> [Task goal] Select from the records below every line that has the word "source" in it.
+ + + + + + +
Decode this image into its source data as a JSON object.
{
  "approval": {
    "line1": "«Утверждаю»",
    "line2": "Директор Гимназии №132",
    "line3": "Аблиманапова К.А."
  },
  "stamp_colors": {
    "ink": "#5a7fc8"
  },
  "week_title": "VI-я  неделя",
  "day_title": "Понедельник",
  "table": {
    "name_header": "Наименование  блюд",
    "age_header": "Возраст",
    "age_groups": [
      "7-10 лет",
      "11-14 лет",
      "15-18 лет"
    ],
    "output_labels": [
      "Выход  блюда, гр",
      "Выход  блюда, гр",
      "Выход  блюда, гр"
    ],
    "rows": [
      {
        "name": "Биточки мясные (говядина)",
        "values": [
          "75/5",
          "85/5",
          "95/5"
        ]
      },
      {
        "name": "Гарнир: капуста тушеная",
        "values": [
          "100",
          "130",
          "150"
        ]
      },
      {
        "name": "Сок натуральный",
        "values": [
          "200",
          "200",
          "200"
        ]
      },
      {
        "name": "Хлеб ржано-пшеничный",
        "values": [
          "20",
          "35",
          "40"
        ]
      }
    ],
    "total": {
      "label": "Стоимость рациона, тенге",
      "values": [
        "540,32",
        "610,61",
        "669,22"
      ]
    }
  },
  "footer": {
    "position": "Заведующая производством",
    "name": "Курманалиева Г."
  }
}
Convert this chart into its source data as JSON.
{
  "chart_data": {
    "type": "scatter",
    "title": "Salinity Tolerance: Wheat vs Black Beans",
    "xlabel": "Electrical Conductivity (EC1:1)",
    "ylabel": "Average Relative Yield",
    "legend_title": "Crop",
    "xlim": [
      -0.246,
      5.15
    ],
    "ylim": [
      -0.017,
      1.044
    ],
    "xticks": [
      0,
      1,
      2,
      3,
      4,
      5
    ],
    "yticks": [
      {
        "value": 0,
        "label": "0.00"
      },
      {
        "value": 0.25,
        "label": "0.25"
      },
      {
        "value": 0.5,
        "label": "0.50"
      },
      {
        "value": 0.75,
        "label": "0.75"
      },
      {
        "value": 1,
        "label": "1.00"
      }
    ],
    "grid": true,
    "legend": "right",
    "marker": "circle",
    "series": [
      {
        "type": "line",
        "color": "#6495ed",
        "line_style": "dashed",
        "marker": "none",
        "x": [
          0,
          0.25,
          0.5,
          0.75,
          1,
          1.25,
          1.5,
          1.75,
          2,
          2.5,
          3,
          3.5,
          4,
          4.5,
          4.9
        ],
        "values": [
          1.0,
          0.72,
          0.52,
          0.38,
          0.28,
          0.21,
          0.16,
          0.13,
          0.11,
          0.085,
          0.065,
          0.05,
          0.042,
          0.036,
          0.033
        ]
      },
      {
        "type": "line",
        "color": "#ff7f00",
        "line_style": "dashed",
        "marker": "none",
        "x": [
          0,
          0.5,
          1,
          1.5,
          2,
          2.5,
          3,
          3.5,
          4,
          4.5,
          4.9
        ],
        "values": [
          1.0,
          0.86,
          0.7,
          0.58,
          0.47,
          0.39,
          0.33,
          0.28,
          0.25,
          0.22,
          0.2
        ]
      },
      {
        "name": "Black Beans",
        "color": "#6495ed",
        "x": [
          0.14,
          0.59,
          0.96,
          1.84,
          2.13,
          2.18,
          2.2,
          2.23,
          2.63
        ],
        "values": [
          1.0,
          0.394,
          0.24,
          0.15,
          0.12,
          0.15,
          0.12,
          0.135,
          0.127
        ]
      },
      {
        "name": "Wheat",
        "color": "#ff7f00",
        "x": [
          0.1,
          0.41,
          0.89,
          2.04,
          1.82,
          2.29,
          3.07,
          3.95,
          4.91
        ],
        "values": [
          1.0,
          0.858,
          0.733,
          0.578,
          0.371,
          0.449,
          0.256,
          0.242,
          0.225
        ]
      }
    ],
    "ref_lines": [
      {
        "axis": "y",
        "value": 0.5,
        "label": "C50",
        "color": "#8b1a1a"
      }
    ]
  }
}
+ + + + + + +
> [Correct answer]
Decode this image into its source data as a JSON object.
Convert this chart into its source data as JSON.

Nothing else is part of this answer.